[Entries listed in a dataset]
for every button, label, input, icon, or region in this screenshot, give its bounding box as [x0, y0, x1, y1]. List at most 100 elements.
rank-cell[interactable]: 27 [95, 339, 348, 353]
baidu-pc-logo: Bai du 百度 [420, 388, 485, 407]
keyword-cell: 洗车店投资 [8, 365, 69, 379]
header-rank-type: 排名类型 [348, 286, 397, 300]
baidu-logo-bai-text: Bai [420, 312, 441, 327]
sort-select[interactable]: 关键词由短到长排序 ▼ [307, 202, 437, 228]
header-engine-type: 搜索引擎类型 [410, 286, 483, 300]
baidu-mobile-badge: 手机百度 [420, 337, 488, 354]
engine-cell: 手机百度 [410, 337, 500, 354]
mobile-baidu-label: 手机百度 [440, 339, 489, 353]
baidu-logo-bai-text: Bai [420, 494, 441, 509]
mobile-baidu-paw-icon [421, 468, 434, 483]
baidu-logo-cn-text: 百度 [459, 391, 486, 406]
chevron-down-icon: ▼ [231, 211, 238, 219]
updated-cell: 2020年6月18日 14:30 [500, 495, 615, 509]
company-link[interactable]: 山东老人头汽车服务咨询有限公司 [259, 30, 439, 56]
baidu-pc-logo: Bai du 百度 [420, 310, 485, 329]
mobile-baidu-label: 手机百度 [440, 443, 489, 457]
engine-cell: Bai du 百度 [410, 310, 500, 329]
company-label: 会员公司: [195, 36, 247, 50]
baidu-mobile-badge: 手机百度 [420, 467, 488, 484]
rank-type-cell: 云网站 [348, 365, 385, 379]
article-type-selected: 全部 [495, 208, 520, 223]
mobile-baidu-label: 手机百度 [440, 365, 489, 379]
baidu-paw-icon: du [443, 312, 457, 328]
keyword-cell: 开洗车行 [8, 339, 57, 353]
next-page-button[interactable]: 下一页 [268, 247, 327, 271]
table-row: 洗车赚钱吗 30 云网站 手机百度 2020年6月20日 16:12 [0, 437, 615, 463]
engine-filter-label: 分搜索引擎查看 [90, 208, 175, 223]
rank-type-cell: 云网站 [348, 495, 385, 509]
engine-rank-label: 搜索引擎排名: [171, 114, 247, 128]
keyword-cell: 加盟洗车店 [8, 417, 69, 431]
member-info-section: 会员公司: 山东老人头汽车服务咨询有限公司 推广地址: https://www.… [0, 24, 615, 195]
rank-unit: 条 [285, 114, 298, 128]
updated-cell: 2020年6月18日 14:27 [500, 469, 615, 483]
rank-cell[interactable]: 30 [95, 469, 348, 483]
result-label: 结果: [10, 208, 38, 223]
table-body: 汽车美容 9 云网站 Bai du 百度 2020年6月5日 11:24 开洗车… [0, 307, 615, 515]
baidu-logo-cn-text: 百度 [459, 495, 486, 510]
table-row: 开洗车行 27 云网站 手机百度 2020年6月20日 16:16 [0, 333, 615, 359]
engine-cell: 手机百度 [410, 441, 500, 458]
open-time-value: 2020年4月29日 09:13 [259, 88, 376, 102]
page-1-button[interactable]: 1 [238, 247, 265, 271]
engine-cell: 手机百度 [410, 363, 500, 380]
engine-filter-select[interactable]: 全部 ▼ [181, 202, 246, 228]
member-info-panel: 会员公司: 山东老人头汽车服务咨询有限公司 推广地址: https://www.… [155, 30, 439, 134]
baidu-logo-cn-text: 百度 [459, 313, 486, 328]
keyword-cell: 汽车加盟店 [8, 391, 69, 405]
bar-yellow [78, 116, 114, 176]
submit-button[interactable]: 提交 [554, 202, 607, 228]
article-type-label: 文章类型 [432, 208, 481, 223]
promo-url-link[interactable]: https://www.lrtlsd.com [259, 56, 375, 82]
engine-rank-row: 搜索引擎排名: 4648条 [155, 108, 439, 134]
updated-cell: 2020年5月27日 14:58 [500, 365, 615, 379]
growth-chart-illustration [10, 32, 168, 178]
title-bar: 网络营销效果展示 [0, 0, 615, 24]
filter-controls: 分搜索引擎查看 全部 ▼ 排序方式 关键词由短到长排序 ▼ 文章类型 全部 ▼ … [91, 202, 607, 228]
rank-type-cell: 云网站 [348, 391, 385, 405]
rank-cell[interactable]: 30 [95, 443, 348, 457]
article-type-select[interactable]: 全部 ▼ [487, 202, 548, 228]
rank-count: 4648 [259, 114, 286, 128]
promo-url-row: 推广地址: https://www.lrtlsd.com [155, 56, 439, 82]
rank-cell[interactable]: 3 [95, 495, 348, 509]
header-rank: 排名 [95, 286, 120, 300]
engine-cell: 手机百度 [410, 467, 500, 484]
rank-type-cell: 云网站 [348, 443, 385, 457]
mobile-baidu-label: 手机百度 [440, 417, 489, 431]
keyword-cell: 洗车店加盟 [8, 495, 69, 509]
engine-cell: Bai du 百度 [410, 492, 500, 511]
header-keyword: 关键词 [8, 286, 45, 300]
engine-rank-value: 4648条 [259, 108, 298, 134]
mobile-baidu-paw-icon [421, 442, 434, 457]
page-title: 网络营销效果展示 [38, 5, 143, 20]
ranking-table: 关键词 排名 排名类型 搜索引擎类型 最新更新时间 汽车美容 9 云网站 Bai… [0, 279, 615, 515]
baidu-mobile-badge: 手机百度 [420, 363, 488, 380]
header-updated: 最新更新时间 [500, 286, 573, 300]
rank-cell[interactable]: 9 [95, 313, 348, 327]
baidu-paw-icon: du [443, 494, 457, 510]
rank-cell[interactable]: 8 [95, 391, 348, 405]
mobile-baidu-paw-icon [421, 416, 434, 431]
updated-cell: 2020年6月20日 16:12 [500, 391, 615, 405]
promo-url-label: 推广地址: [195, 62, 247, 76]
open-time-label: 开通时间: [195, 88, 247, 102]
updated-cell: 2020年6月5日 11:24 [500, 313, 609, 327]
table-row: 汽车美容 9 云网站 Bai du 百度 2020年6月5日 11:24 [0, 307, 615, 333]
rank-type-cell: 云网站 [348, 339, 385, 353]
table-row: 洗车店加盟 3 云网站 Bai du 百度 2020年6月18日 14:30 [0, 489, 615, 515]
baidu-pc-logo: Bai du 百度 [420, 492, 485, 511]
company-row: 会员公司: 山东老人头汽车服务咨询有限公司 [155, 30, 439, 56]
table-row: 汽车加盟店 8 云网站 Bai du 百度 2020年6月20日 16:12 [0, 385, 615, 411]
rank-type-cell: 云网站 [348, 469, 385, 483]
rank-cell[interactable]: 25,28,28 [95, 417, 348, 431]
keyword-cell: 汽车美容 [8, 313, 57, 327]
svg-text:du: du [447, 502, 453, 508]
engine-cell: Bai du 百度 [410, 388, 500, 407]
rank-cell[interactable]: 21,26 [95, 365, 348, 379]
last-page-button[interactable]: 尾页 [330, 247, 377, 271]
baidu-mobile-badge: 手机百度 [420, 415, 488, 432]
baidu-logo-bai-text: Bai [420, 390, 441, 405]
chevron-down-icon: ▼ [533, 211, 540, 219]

## GIVEN EXERCISE
Reproduce verbatim the stretch of lines above, from the first line through the line containing "engine-cell: Bai du 百度 [410, 310, 500, 329]", including both ends.

## EXPECTED OUTPUT
for every button, label, input, icon, or region in this screenshot, give its bounding box as [x0, y0, x1, y1]. List at most 100 elements.
rank-cell[interactable]: 27 [95, 339, 348, 353]
baidu-pc-logo: Bai du 百度 [420, 388, 485, 407]
keyword-cell: 洗车店投资 [8, 365, 69, 379]
header-rank-type: 排名类型 [348, 286, 397, 300]
baidu-logo-bai-text: Bai [420, 312, 441, 327]
sort-select[interactable]: 关键词由短到长排序 ▼ [307, 202, 437, 228]
header-engine-type: 搜索引擎类型 [410, 286, 483, 300]
baidu-mobile-badge: 手机百度 [420, 337, 488, 354]
engine-cell: 手机百度 [410, 337, 500, 354]
mobile-baidu-label: 手机百度 [440, 339, 489, 353]
baidu-logo-bai-text: Bai [420, 494, 441, 509]
mobile-baidu-paw-icon [421, 468, 434, 483]
baidu-logo-cn-text: 百度 [459, 391, 486, 406]
chevron-down-icon: ▼ [231, 211, 238, 219]
updated-cell: 2020年6月18日 14:30 [500, 495, 615, 509]
company-link[interactable]: 山东老人头汽车服务咨询有限公司 [259, 30, 439, 56]
baidu-pc-logo: Bai du 百度 [420, 310, 485, 329]
mobile-baidu-label: 手机百度 [440, 443, 489, 457]
engine-cell: Bai du 百度 [410, 310, 500, 329]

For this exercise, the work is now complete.